» Problem to work on:
Can you transcribe every line exactly and leave the pictures behind?

[Figure contents as structured data]
◆ ◆ ◆ ◆ ◆ ◆ ◆

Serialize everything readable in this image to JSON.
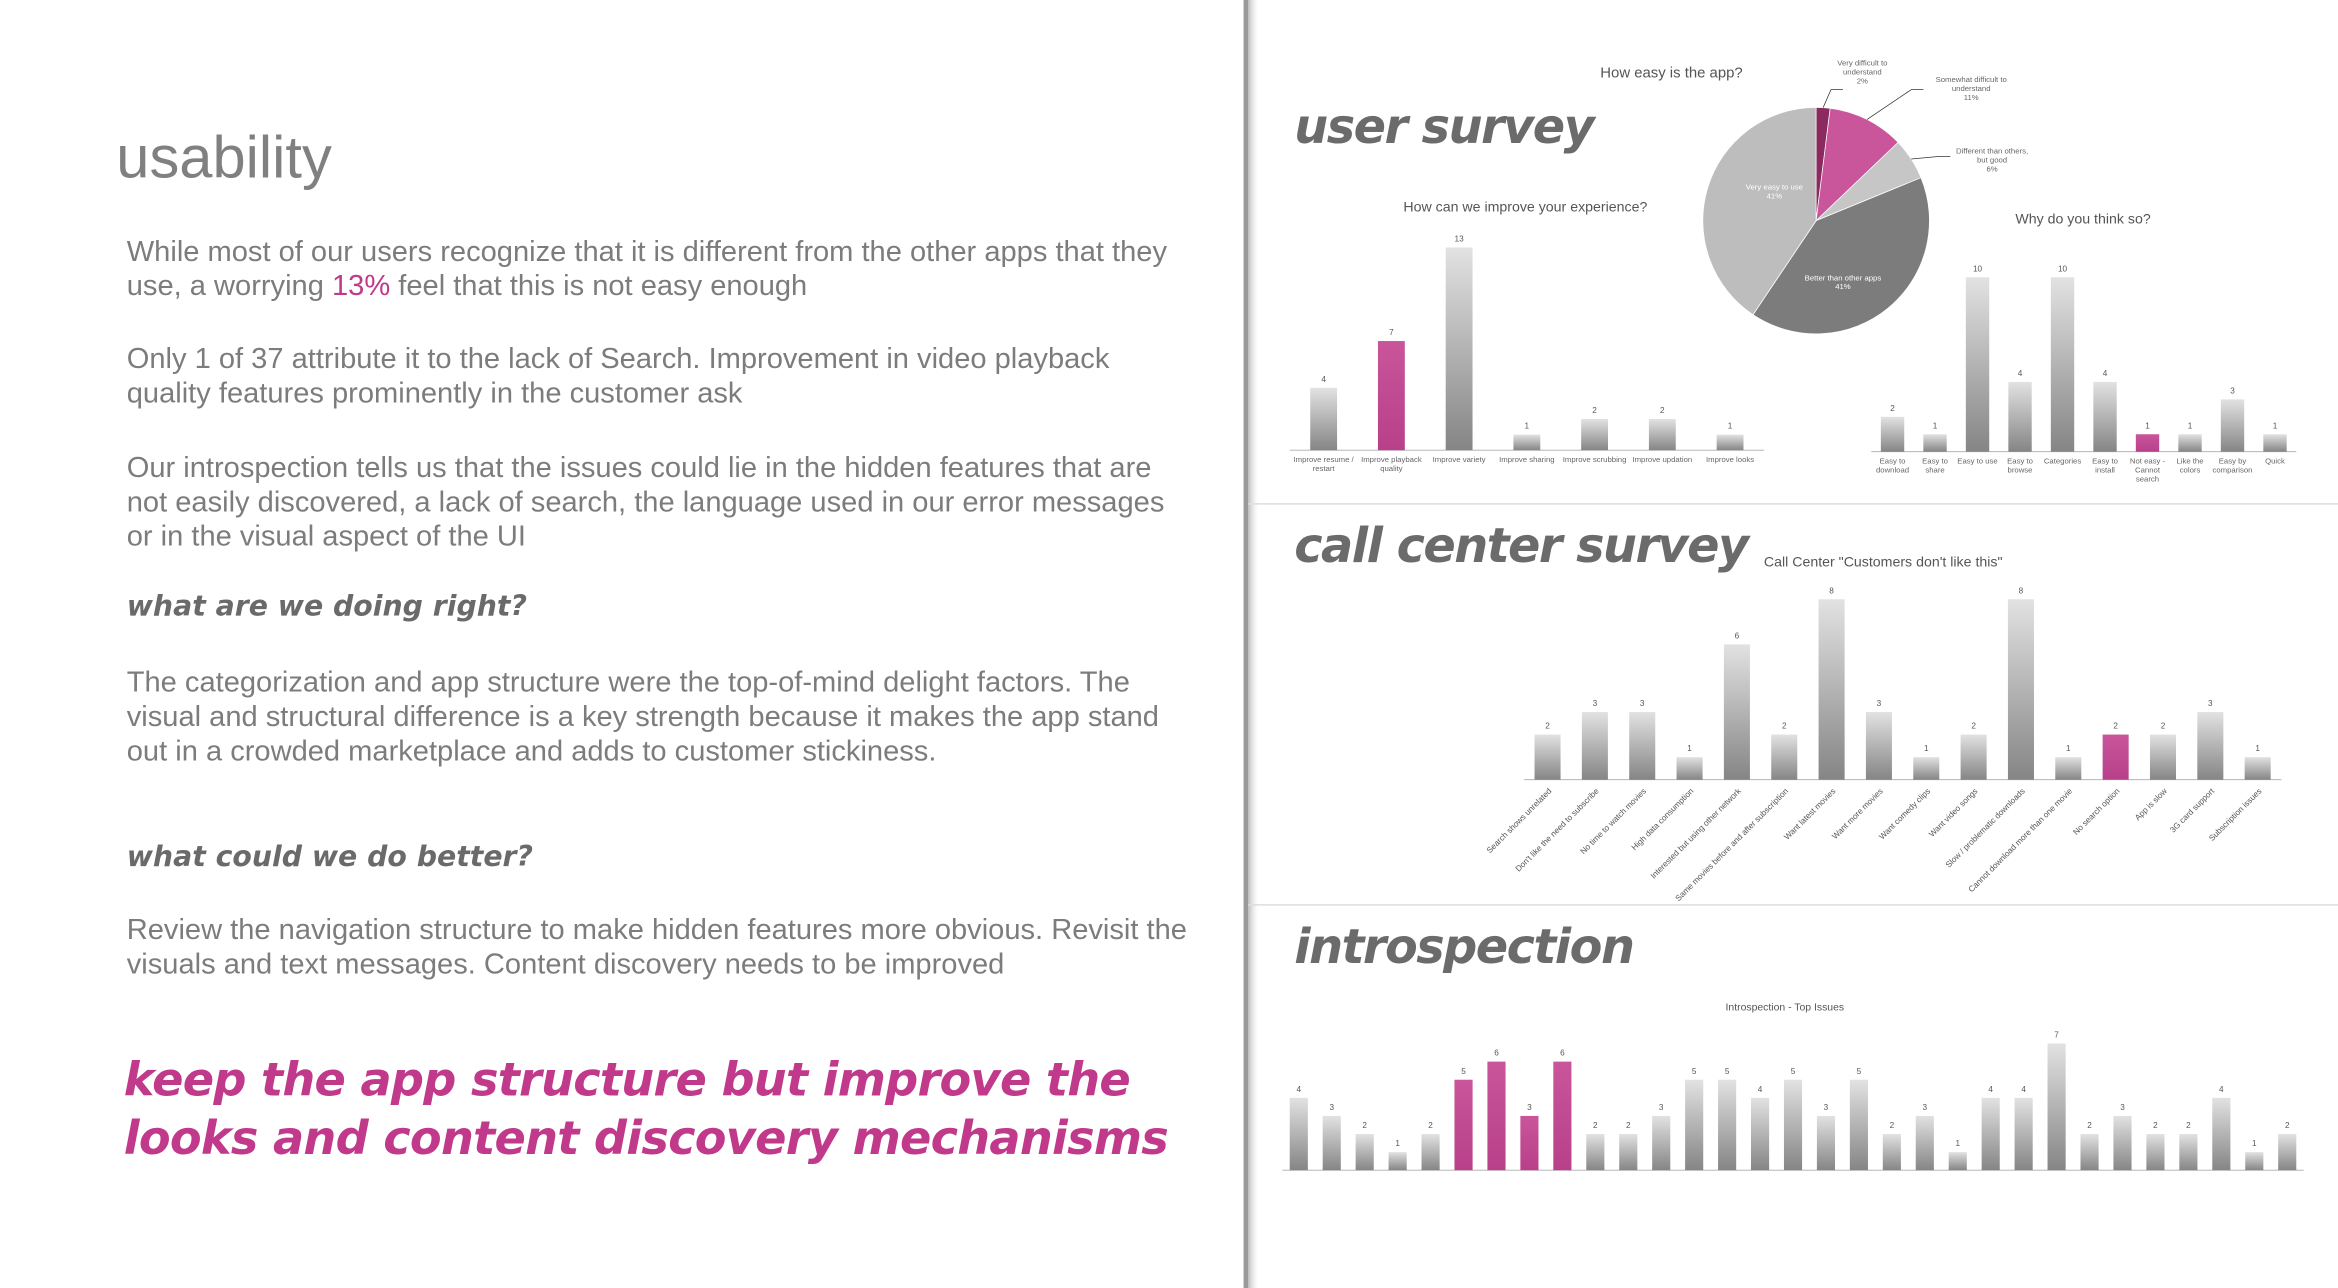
{
  "page": {
    "title": "usability",
    "paragraph1": [
      "While most of our users recognize that it is different from the other apps that they use, a worrying ",
      "13%",
      " feel that this is not easy enough"
    ],
    "paragraph2": "Only 1 of 37 attribute it to the lack of Search. Improvement in video playback quality features prominently in the customer ask",
    "paragraph3": "Our introspection tells us that the issues could lie in the hidden features that are not easily discovered, a lack of search, the language used in our error messages or in the visual aspect of the UI",
    "heading_right": "what are we doing right?",
    "paragraph4": "The categorization and app structure were the top-of-mind delight factors. The visual and structural difference is a key strength because it makes the app stand out in a crowded marketplace and adds to customer stickiness.",
    "heading_better": "what could we do better?",
    "paragraph5": "Review the navigation structure to make hidden features more obvious. Revisit the visuals and text messages. Content discovery needs to be improved",
    "conclusion": "keep the app structure but improve the looks and content discovery mechanisms",
    "section1": "user survey",
    "section2": "call center survey",
    "section3": "introspection"
  },
  "chart_data": [
    {
      "type": "bar",
      "title": "How can we improve your experience?",
      "categories": [
        "Improve resume / restart",
        "Improve playback quality",
        "Improve variety",
        "Improve sharing",
        "Improve scrubbing",
        "Improve updation",
        "Improve looks"
      ],
      "values": [
        4,
        7,
        13,
        1,
        2,
        2,
        1
      ],
      "color": "#999999",
      "highlight_color": "#c9559a",
      "highlight": [
        1
      ]
    },
    {
      "type": "pie",
      "title": "How easy is the app?",
      "labels": [
        "Very difficult to understand",
        "Somewhat difficult to understand",
        "Different than others, but good",
        "Better than other apps",
        "Very easy to use"
      ],
      "values": [
        2,
        11,
        6,
        41,
        41
      ],
      "value_labels": [
        "2%",
        "11%",
        "6%",
        "41%",
        "41%"
      ],
      "colors": [
        "#8a2a5e",
        "#c9559a",
        "#c6c6c6",
        "#7c7c7c",
        "#bdbdbd"
      ]
    },
    {
      "type": "bar",
      "title": "Why do you think so?",
      "categories": [
        "Easy to download",
        "Easy to share",
        "Easy to use",
        "Easy to browse",
        "Categories",
        "Easy to install",
        "Not easy - Cannot search",
        "Like the colors",
        "Easy by comparison",
        "Quick"
      ],
      "values": [
        2,
        1,
        10,
        4,
        10,
        4,
        1,
        1,
        3,
        1
      ],
      "color": "#999999",
      "highlight_color": "#c9559a",
      "highlight": [
        6
      ]
    },
    {
      "type": "bar",
      "title": "Call Center   \"Customers don't like this\"",
      "categories": [
        "Search shows unrelated",
        "Don't like the need to subscribe",
        "No time to watch movies",
        "High data consumption",
        "Interested but using other network",
        "Same movies before and after subscription",
        "Want latest movies",
        "Want more movies",
        "Want comedy clips",
        "Want video songs",
        "Slow / problematic downloads",
        "Cannot download more than one movie",
        "No search option",
        "App is slow",
        "3G card support",
        "Subscription issues"
      ],
      "values": [
        2,
        3,
        3,
        1,
        6,
        2,
        8,
        3,
        1,
        2,
        8,
        1,
        2,
        2,
        3,
        1
      ],
      "color": "#999999",
      "highlight_color": "#c9559a",
      "highlight": [
        12
      ],
      "rotated_labels": true
    },
    {
      "type": "bar",
      "title": "Introspection - Top Issues",
      "categories": [
        null,
        null,
        null,
        null,
        null,
        null,
        null,
        null,
        null,
        null,
        null,
        null,
        null,
        null,
        null,
        null,
        null,
        null,
        null,
        null,
        null,
        null,
        null,
        null,
        null,
        null,
        null,
        null,
        null,
        null,
        null
      ],
      "values": [
        4,
        3,
        2,
        1,
        2,
        5,
        6,
        3,
        6,
        2,
        2,
        3,
        5,
        5,
        4,
        5,
        3,
        5,
        2,
        3,
        1,
        4,
        4,
        7,
        2,
        3,
        2,
        2,
        4,
        1,
        2
      ],
      "color": "#999999",
      "highlight_color": "#c9559a",
      "highlight": [
        5,
        6,
        7,
        8
      ]
    }
  ]
}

◆ ◆ ◆ ◆ ◆ ◆ ◆

» Solution below:
Serialize everything readable in this image to JSON.
{
  "page": {
    "title": "usability",
    "paragraph1": [
      "While most of our users recognize that it is different from the other apps that they use, a worrying ",
      "13%",
      " feel that this is not easy enough"
    ],
    "paragraph2": "Only 1 of 37 attribute it to the lack of Search. Improvement in video playback quality features prominently in the customer ask",
    "paragraph3": "Our introspection tells us that the issues could lie in the hidden features that are not easily discovered, a lack of search, the language used in our error messages or in the visual aspect of the UI",
    "heading_right": "what are we doing right?",
    "paragraph4": "The categorization and app structure were the top-of-mind delight factors. The visual and structural difference is a key strength because it makes the app stand out in a crowded marketplace and adds to customer stickiness.",
    "heading_better": "what could we do better?",
    "paragraph5": "Review the navigation structure to make hidden features more obvious. Revisit the visuals and text messages. Content discovery needs to be improved",
    "conclusion": "keep the app structure but improve the looks and content discovery mechanisms",
    "section1": "user survey",
    "section2": "call center survey",
    "section3": "introspection"
  },
  "chart_data": [
    {
      "type": "bar",
      "title": "How can we improve your experience?",
      "categories": [
        "Improve resume / restart",
        "Improve playback quality",
        "Improve variety",
        "Improve sharing",
        "Improve scrubbing",
        "Improve updation",
        "Improve looks"
      ],
      "values": [
        4,
        7,
        13,
        1,
        2,
        2,
        1
      ],
      "color": "#999999",
      "highlight_color": "#c9559a",
      "highlight": [
        1
      ]
    },
    {
      "type": "pie",
      "title": "How easy is the app?",
      "labels": [
        "Very difficult to understand",
        "Somewhat difficult to understand",
        "Different than others, but good",
        "Better than other apps",
        "Very easy to use"
      ],
      "values": [
        2,
        11,
        6,
        41,
        41
      ],
      "value_labels": [
        "2%",
        "11%",
        "6%",
        "41%",
        "41%"
      ],
      "colors": [
        "#8a2a5e",
        "#c9559a",
        "#c6c6c6",
        "#7c7c7c",
        "#bdbdbd"
      ]
    },
    {
      "type": "bar",
      "title": "Why do you think so?",
      "categories": [
        "Easy to download",
        "Easy to share",
        "Easy to use",
        "Easy to browse",
        "Categories",
        "Easy to install",
        "Not easy - Cannot search",
        "Like the colors",
        "Easy by comparison",
        "Quick"
      ],
      "values": [
        2,
        1,
        10,
        4,
        10,
        4,
        1,
        1,
        3,
        1
      ],
      "color": "#999999",
      "highlight_color": "#c9559a",
      "highlight": [
        6
      ]
    },
    {
      "type": "bar",
      "title": "Call Center   \"Customers don't like this\"",
      "categories": [
        "Search shows unrelated",
        "Don't like the need to subscribe",
        "No time to watch movies",
        "High data consumption",
        "Interested but using other network",
        "Same movies before and after subscription",
        "Want latest movies",
        "Want more movies",
        "Want comedy clips",
        "Want video songs",
        "Slow / problematic downloads",
        "Cannot download more than one movie",
        "No search option",
        "App is slow",
        "3G card support",
        "Subscription issues"
      ],
      "values": [
        2,
        3,
        3,
        1,
        6,
        2,
        8,
        3,
        1,
        2,
        8,
        1,
        2,
        2,
        3,
        1
      ],
      "color": "#999999",
      "highlight_color": "#c9559a",
      "highlight": [
        12
      ],
      "rotated_labels": true
    },
    {
      "type": "bar",
      "title": "Introspection - Top Issues",
      "categories": [
        null,
        null,
        null,
        null,
        null,
        null,
        null,
        null,
        null,
        null,
        null,
        null,
        null,
        null,
        null,
        null,
        null,
        null,
        null,
        null,
        null,
        null,
        null,
        null,
        null,
        null,
        null,
        null,
        null,
        null,
        null
      ],
      "values": [
        4,
        3,
        2,
        1,
        2,
        5,
        6,
        3,
        6,
        2,
        2,
        3,
        5,
        5,
        4,
        5,
        3,
        5,
        2,
        3,
        1,
        4,
        4,
        7,
        2,
        3,
        2,
        2,
        4,
        1,
        2
      ],
      "color": "#999999",
      "highlight_color": "#c9559a",
      "highlight": [
        5,
        6,
        7,
        8
      ]
    }
  ]
}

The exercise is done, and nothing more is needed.